(DIRECTIONS FOR THIS TASK):
Quote the lines below exactly, from the one that holds "Read all visible content and emit it as JSON." through the final line of the records, and only those.

(DATASET CONTENT):
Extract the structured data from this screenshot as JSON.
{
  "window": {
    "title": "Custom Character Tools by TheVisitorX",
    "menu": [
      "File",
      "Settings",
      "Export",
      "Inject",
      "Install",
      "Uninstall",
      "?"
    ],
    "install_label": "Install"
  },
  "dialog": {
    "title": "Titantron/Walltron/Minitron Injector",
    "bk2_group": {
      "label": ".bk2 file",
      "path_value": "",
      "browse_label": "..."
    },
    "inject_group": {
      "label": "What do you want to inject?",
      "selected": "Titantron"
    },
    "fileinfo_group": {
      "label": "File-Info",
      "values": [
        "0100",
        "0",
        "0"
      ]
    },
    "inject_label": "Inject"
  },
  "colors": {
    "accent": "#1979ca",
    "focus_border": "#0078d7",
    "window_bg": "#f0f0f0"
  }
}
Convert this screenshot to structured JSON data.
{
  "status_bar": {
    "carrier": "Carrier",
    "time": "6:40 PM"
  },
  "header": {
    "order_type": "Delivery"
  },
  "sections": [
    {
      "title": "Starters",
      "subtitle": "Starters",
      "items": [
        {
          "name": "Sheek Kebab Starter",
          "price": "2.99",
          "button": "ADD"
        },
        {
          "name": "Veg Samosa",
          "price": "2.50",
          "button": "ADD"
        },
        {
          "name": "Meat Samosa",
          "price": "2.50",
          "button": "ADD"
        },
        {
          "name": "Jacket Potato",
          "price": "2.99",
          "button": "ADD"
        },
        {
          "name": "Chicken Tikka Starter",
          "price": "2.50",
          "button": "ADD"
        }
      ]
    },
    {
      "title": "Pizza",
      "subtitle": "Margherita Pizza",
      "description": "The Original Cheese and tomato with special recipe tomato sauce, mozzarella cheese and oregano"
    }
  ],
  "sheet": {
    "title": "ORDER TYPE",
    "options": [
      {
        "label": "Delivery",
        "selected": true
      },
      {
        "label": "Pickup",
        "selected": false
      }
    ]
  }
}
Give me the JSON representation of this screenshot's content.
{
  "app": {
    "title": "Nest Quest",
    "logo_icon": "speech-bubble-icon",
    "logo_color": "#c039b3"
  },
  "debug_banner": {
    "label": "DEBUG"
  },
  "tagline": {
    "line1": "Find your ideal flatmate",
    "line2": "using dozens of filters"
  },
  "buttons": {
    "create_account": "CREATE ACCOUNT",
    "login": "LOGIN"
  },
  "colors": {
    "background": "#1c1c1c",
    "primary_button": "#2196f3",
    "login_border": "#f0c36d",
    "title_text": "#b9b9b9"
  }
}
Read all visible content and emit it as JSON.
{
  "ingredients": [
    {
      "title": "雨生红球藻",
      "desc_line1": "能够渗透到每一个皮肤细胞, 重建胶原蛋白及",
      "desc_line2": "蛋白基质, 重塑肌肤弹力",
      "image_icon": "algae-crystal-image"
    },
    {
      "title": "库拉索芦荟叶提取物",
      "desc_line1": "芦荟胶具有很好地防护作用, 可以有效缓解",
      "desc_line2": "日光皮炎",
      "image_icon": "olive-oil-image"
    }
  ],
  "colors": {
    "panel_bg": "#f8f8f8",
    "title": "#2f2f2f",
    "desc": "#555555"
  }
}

(RESPONSE TO THE TASK):
Read all visible content and emit it as JSON.
{
  "ingredients": [
    {
      "title": "雨生红球藻",
      "desc_line1": "能够渗透到每一个皮肤细胞, 重建胶原蛋白及",
      "desc_line2": "蛋白基质, 重塑肌肤弹力",
      "image_icon": "algae-crystal-image"
    },
    {
      "title": "库拉索芦荟叶提取物",
      "desc_line1": "芦荟胶具有很好地防护作用, 可以有效缓解",
      "desc_line2": "日光皮炎",
      "image_icon": "olive-oil-image"
    }
  ],
  "colors": {
    "panel_bg": "#f8f8f8",
    "title": "#2f2f2f",
    "desc": "#555555"
  }
}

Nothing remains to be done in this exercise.